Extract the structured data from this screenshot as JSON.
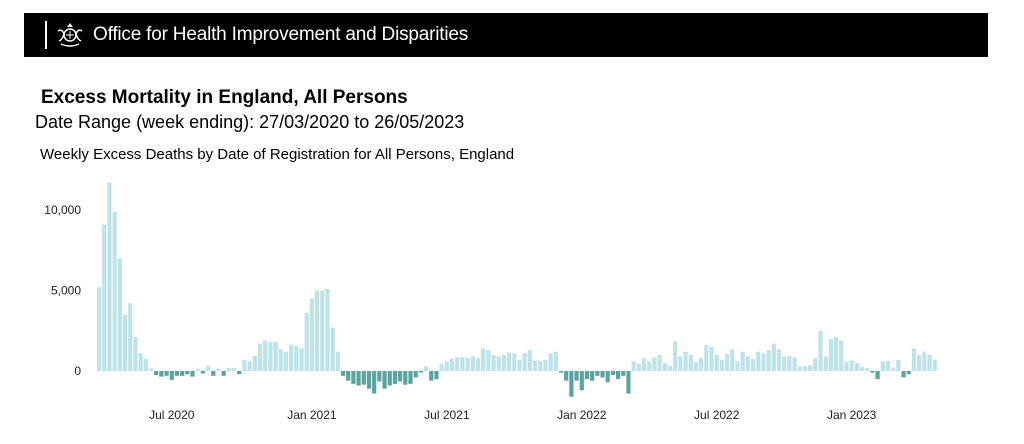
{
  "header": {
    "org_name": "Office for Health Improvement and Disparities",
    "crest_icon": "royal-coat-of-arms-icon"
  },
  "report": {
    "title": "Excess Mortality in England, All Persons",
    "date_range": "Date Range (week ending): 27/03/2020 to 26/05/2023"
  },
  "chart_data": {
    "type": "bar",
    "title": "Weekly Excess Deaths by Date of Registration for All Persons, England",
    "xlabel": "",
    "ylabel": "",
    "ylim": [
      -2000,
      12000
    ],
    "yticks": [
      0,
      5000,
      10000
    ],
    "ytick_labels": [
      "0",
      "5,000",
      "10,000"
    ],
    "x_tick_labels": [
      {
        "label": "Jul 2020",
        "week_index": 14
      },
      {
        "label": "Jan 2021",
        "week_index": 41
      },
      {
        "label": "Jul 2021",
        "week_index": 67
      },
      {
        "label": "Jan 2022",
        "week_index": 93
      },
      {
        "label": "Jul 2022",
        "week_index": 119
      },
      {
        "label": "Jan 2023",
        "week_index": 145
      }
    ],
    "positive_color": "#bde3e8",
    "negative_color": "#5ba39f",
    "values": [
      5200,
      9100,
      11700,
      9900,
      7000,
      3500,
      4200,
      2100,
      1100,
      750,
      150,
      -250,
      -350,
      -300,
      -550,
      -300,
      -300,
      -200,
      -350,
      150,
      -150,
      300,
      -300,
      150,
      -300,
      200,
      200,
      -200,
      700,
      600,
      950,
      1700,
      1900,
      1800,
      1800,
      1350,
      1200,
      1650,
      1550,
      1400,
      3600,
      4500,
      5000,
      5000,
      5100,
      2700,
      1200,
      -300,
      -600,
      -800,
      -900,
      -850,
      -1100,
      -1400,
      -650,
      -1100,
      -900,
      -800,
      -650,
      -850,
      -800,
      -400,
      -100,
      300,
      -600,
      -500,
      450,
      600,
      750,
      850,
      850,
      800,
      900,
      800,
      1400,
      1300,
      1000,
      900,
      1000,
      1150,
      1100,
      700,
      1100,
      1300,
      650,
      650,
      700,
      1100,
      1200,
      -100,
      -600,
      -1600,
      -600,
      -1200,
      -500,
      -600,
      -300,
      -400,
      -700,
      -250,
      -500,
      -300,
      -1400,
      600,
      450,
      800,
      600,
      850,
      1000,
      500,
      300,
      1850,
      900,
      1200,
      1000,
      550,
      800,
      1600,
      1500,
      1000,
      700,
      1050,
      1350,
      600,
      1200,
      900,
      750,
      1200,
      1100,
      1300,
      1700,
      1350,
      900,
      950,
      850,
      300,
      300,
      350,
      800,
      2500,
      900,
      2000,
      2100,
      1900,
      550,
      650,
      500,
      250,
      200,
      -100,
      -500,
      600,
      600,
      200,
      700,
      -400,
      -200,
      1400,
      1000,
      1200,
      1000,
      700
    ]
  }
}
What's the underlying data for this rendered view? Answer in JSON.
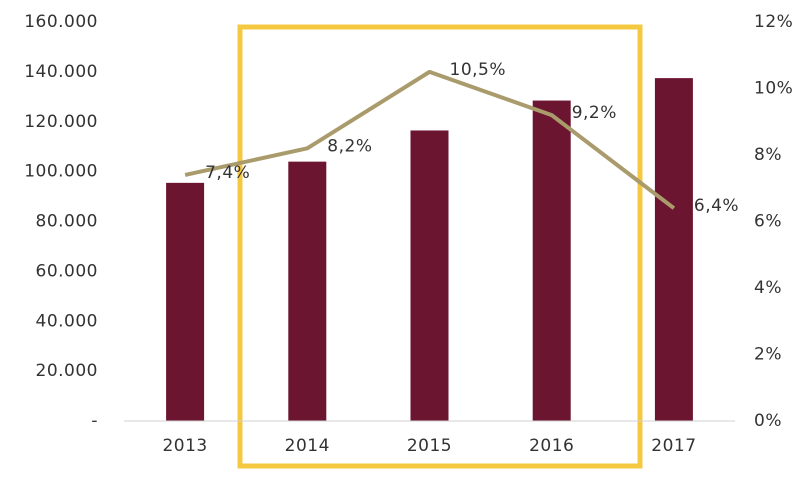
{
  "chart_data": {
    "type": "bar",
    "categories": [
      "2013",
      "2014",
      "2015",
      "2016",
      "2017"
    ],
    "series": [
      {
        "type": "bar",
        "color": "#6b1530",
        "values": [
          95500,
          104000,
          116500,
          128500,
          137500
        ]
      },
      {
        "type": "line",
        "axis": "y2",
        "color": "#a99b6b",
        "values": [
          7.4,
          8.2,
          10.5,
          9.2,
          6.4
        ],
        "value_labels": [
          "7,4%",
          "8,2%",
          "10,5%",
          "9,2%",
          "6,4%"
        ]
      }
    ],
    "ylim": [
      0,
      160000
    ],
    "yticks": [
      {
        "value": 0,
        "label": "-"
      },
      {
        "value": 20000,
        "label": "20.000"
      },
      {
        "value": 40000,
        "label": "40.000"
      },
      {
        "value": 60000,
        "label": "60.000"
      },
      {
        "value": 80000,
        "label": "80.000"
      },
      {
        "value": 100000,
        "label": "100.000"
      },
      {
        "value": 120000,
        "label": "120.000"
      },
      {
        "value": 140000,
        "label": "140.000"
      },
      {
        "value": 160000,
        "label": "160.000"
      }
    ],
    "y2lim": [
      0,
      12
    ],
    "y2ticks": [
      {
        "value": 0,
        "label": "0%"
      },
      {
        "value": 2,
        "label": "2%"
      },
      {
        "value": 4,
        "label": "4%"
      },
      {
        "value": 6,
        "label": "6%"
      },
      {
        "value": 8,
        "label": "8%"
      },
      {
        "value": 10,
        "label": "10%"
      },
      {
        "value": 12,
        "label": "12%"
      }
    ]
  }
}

- Aim -
Where a line of the entries contains the word "England", copy that line.

- The result -
    "title": "Excess Mortality in England, All Persons",
    "title": "Weekly Excess Deaths by Date of Registration for All Persons, England",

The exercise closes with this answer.